▶ **Goal of the exercise**
Your task is to extract the lines from the one holding "Decode this image" through the end of the material. Set them down exactly and add nothing.
━━━━━━
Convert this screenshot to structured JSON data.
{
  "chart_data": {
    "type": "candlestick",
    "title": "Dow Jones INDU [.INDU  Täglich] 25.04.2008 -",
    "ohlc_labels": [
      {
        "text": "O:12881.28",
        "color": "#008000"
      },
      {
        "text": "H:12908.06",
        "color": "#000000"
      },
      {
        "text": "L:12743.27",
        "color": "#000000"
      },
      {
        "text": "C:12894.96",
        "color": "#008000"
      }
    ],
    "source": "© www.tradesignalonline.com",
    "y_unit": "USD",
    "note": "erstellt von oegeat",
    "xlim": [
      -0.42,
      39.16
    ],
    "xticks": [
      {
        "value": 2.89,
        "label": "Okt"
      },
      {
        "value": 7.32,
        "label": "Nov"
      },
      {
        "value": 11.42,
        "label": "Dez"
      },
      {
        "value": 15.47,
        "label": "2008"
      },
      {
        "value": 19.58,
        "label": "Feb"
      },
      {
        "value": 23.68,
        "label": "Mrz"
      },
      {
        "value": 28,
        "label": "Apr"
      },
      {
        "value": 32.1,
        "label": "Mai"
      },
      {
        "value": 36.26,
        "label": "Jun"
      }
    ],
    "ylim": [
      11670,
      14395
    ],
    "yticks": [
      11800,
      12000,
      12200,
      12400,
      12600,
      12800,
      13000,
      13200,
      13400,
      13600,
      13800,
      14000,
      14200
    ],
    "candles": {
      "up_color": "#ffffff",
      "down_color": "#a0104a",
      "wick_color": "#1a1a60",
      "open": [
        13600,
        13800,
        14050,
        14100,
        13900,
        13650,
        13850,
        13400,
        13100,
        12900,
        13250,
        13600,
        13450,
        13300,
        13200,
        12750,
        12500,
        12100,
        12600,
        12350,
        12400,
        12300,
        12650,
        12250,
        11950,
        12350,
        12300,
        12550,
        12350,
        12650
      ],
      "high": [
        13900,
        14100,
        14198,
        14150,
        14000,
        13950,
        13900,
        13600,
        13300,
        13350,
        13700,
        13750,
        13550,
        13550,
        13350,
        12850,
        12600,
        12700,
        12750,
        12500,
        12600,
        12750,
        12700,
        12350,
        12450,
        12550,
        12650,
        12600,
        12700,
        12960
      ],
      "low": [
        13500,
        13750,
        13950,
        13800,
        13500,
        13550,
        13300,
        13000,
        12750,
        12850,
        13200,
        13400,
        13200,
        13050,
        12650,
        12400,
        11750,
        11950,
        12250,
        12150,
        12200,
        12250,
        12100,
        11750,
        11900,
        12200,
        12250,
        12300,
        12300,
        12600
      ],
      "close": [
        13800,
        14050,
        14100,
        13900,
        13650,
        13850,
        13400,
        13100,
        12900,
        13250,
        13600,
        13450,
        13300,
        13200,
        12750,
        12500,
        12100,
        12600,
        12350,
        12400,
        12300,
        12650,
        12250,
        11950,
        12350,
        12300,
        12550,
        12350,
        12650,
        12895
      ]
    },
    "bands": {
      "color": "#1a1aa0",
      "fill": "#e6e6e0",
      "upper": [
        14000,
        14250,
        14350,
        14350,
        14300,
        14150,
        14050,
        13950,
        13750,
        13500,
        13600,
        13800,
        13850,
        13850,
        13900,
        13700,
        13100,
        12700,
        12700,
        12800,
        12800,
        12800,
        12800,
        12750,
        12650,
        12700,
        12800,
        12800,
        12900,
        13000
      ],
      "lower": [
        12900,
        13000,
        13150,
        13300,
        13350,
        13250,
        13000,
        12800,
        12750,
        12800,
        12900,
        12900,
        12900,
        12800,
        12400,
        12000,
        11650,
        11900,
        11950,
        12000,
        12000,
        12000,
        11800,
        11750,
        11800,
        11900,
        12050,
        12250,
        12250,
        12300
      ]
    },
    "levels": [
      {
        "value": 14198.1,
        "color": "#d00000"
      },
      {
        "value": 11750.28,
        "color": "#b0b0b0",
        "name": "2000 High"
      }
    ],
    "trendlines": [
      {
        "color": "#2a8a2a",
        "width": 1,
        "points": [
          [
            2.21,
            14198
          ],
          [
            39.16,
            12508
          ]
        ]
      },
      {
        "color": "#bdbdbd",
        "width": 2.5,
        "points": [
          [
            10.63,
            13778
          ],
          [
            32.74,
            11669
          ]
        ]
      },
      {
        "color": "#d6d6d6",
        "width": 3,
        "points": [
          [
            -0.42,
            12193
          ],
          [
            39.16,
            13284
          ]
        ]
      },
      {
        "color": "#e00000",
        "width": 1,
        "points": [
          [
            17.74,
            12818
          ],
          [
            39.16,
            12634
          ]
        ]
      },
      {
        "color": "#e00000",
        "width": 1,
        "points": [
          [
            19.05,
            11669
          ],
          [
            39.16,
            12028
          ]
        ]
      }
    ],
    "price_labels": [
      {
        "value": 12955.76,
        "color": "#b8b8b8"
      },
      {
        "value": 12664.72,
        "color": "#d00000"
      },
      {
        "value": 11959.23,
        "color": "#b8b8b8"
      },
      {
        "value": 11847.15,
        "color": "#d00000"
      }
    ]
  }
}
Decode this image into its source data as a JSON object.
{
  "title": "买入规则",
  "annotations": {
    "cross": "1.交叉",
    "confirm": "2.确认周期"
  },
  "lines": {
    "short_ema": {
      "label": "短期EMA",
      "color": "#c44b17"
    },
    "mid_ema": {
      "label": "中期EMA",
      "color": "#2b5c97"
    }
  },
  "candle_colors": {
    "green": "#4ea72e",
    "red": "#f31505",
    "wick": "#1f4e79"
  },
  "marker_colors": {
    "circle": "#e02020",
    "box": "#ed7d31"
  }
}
━━━━━━
▶ **Final result**
Decode this image into its source data as a JSON object.
{
  "title": "买入规则",
  "annotations": {
    "cross": "1.交叉",
    "confirm": "2.确认周期"
  },
  "lines": {
    "short_ema": {
      "label": "短期EMA",
      "color": "#c44b17"
    },
    "mid_ema": {
      "label": "中期EMA",
      "color": "#2b5c97"
    }
  },
  "candle_colors": {
    "green": "#4ea72e",
    "red": "#f31505",
    "wick": "#1f4e79"
  },
  "marker_colors": {
    "circle": "#e02020",
    "box": "#ed7d31"
  }
}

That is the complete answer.